## Exercise:
Will you give the material below again, every line exactly as it is?

## Provided records:
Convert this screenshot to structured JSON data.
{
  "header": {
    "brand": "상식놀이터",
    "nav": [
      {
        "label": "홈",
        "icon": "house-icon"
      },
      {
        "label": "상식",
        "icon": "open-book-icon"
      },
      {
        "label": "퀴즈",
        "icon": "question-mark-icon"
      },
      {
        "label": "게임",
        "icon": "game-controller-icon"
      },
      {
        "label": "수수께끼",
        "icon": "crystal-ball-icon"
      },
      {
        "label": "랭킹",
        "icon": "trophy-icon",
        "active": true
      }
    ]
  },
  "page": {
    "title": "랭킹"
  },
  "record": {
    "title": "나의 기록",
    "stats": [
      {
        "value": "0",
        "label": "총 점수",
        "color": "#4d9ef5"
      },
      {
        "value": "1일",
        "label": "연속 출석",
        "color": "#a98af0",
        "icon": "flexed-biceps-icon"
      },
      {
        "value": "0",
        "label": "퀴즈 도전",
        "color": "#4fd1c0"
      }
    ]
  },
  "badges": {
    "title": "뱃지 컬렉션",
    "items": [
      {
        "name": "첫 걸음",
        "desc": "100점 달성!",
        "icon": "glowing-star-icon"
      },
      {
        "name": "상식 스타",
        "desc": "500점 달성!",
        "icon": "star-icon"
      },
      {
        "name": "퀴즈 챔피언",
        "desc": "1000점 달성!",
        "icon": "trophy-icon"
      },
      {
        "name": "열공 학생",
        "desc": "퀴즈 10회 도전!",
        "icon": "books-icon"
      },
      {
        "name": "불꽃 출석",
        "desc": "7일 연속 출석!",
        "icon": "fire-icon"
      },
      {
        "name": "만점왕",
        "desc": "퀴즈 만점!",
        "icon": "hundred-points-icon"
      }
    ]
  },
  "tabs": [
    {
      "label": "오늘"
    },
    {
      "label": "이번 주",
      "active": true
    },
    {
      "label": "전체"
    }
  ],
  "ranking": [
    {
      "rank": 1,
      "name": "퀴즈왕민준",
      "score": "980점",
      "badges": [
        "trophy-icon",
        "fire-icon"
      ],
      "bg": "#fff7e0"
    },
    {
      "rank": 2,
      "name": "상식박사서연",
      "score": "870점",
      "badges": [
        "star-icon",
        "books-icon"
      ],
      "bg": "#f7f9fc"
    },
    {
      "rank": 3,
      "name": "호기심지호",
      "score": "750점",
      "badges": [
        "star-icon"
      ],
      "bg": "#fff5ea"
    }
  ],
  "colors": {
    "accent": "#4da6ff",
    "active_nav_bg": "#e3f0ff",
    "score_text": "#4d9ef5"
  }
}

## Reply:
Convert this screenshot to structured JSON data.
{
  "header": {
    "brand": "상식놀이터",
    "nav": [
      {
        "label": "홈",
        "icon": "house-icon"
      },
      {
        "label": "상식",
        "icon": "open-book-icon"
      },
      {
        "label": "퀴즈",
        "icon": "question-mark-icon"
      },
      {
        "label": "게임",
        "icon": "game-controller-icon"
      },
      {
        "label": "수수께끼",
        "icon": "crystal-ball-icon"
      },
      {
        "label": "랭킹",
        "icon": "trophy-icon",
        "active": true
      }
    ]
  },
  "page": {
    "title": "랭킹"
  },
  "record": {
    "title": "나의 기록",
    "stats": [
      {
        "value": "0",
        "label": "총 점수",
        "color": "#4d9ef5"
      },
      {
        "value": "1일",
        "label": "연속 출석",
        "color": "#a98af0",
        "icon": "flexed-biceps-icon"
      },
      {
        "value": "0",
        "label": "퀴즈 도전",
        "color": "#4fd1c0"
      }
    ]
  },
  "badges": {
    "title": "뱃지 컬렉션",
    "items": [
      {
        "name": "첫 걸음",
        "desc": "100점 달성!",
        "icon": "glowing-star-icon"
      },
      {
        "name": "상식 스타",
        "desc": "500점 달성!",
        "icon": "star-icon"
      },
      {
        "name": "퀴즈 챔피언",
        "desc": "1000점 달성!",
        "icon": "trophy-icon"
      },
      {
        "name": "열공 학생",
        "desc": "퀴즈 10회 도전!",
        "icon": "books-icon"
      },
      {
        "name": "불꽃 출석",
        "desc": "7일 연속 출석!",
        "icon": "fire-icon"
      },
      {
        "name": "만점왕",
        "desc": "퀴즈 만점!",
        "icon": "hundred-points-icon"
      }
    ]
  },
  "tabs": [
    {
      "label": "오늘"
    },
    {
      "label": "이번 주",
      "active": true
    },
    {
      "label": "전체"
    }
  ],
  "ranking": [
    {
      "rank": 1,
      "name": "퀴즈왕민준",
      "score": "980점",
      "badges": [
        "trophy-icon",
        "fire-icon"
      ],
      "bg": "#fff7e0"
    },
    {
      "rank": 2,
      "name": "상식박사서연",
      "score": "870점",
      "badges": [
        "star-icon",
        "books-icon"
      ],
      "bg": "#f7f9fc"
    },
    {
      "rank": 3,
      "name": "호기심지호",
      "score": "750점",
      "badges": [
        "star-icon"
      ],
      "bg": "#fff5ea"
    }
  ],
  "colors": {
    "accent": "#4da6ff",
    "active_nav_bg": "#e3f0ff",
    "score_text": "#4d9ef5"
  }
}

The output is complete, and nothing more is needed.